**YOUR GOAL**
Return every line of the material below word for word, with nothing changed, added, or left out.

[Rows from a layout dataset]
____

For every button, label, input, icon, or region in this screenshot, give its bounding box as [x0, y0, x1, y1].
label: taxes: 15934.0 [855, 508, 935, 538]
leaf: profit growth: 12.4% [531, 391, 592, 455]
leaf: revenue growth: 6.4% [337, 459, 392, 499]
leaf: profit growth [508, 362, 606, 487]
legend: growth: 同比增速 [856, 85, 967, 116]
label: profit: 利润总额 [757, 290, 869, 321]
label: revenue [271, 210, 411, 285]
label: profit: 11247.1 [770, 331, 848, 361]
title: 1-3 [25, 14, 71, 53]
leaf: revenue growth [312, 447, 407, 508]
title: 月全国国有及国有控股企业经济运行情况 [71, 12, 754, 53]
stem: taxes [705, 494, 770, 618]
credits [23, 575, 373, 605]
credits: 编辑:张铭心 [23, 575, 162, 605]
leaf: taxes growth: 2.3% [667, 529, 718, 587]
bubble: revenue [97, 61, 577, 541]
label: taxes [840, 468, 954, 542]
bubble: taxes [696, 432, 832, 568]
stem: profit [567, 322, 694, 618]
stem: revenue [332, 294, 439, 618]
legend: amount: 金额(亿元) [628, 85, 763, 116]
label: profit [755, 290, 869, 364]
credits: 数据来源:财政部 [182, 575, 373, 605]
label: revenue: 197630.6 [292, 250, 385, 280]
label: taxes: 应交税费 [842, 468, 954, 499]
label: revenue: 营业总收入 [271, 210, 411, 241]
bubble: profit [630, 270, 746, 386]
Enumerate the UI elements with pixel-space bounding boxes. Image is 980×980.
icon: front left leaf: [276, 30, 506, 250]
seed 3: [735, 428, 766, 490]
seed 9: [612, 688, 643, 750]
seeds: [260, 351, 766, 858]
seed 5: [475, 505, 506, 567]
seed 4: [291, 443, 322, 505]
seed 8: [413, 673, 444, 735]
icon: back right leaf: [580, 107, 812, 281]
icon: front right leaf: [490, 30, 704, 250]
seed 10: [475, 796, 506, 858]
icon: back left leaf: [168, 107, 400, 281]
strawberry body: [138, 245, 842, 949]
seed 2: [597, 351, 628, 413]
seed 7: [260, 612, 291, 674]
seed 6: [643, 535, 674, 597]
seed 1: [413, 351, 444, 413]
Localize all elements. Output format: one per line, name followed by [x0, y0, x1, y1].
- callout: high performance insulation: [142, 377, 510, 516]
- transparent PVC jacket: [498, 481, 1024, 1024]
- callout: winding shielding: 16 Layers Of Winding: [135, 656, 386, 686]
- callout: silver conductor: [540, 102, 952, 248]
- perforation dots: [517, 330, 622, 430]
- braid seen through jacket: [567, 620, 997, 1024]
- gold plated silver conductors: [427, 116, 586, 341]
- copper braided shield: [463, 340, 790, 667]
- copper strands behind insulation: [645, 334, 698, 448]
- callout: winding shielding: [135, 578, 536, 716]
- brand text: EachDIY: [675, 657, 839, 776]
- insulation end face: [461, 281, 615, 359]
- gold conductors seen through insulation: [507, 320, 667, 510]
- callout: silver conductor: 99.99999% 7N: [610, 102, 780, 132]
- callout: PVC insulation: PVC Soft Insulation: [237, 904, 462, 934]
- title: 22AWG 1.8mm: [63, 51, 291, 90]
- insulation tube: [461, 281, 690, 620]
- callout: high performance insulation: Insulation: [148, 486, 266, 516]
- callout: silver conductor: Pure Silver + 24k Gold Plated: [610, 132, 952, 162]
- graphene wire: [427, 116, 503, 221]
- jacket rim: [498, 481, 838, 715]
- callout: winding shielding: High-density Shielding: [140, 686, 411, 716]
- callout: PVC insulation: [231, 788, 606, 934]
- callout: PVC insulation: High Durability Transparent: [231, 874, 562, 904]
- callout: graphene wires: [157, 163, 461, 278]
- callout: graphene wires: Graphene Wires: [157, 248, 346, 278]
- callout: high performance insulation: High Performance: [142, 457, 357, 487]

____

**FULL ANSWER**
For every button, label, input, icon, or region in this screenshot, give its bounding box as [x0, y0, x1, y1].
label: taxes: 15934.0 [855, 508, 935, 538]
leaf: profit growth: 12.4% [531, 391, 592, 455]
leaf: revenue growth: 6.4% [337, 459, 392, 499]
leaf: profit growth [508, 362, 606, 487]
legend: growth: 同比增速 [856, 85, 967, 116]
label: profit: 利润总额 [757, 290, 869, 321]
label: revenue [271, 210, 411, 285]
label: profit: 11247.1 [770, 331, 848, 361]
title: 1-3 [25, 14, 71, 53]
leaf: revenue growth [312, 447, 407, 508]
title: 月全国国有及国有控股企业经济运行情况 [71, 12, 754, 53]
stem: taxes [705, 494, 770, 618]
credits [23, 575, 373, 605]
credits: 编辑:张铭心 [23, 575, 162, 605]
leaf: taxes growth: 2.3% [667, 529, 718, 587]
bubble: revenue [97, 61, 577, 541]
label: taxes [840, 468, 954, 542]
bubble: taxes [696, 432, 832, 568]
stem: profit [567, 322, 694, 618]
stem: revenue [332, 294, 439, 618]
legend: amount: 金额(亿元) [628, 85, 763, 116]
label: profit [755, 290, 869, 364]
credits: 数据来源:财政部 [182, 575, 373, 605]
label: revenue: 197630.6 [292, 250, 385, 280]
label: taxes: 应交税费 [842, 468, 954, 499]
label: revenue: 营业总收入 [271, 210, 411, 241]
bubble: profit [630, 270, 746, 386]
Enumerate the UI elements with pixel-space bounding boxes. Image is 980×980.
icon: front left leaf: [276, 30, 506, 250]
seed 3: [735, 428, 766, 490]
seed 9: [612, 688, 643, 750]
seeds: [260, 351, 766, 858]
seed 5: [475, 505, 506, 567]
seed 4: [291, 443, 322, 505]
seed 8: [413, 673, 444, 735]
icon: back right leaf: [580, 107, 812, 281]
icon: front right leaf: [490, 30, 704, 250]
seed 10: [475, 796, 506, 858]
icon: back left leaf: [168, 107, 400, 281]
strawberry body: [138, 245, 842, 949]
seed 2: [597, 351, 628, 413]
seed 7: [260, 612, 291, 674]
seed 6: [643, 535, 674, 597]
seed 1: [413, 351, 444, 413]
Localize all elements. Output format: one per line, name followed by [x0, y0, x1, y1].
- callout: high performance insulation: [142, 377, 510, 516]
- transparent PVC jacket: [498, 481, 1024, 1024]
- callout: winding shielding: 16 Layers Of Winding: [135, 656, 386, 686]
- callout: silver conductor: [540, 102, 952, 248]
- perforation dots: [517, 330, 622, 430]
- braid seen through jacket: [567, 620, 997, 1024]
- gold plated silver conductors: [427, 116, 586, 341]
- copper braided shield: [463, 340, 790, 667]
- copper strands behind insulation: [645, 334, 698, 448]
- callout: winding shielding: [135, 578, 536, 716]
- brand text: EachDIY: [675, 657, 839, 776]
- insulation end face: [461, 281, 615, 359]
- gold conductors seen through insulation: [507, 320, 667, 510]
- callout: silver conductor: 99.99999% 7N: [610, 102, 780, 132]
- callout: PVC insulation: PVC Soft Insulation: [237, 904, 462, 934]
- title: 22AWG 1.8mm: [63, 51, 291, 90]
- insulation tube: [461, 281, 690, 620]
- callout: high performance insulation: Insulation: [148, 486, 266, 516]
- callout: silver conductor: Pure Silver + 24k Gold Plated: [610, 132, 952, 162]
- graphene wire: [427, 116, 503, 221]
- jacket rim: [498, 481, 838, 715]
- callout: winding shielding: High-density Shielding: [140, 686, 411, 716]
- callout: PVC insulation: [231, 788, 606, 934]
- callout: PVC insulation: High Durability Transparent: [231, 874, 562, 904]
- callout: graphene wires: [157, 163, 461, 278]
- callout: graphene wires: Graphene Wires: [157, 248, 346, 278]
- callout: high performance insulation: High Performance: [142, 457, 357, 487]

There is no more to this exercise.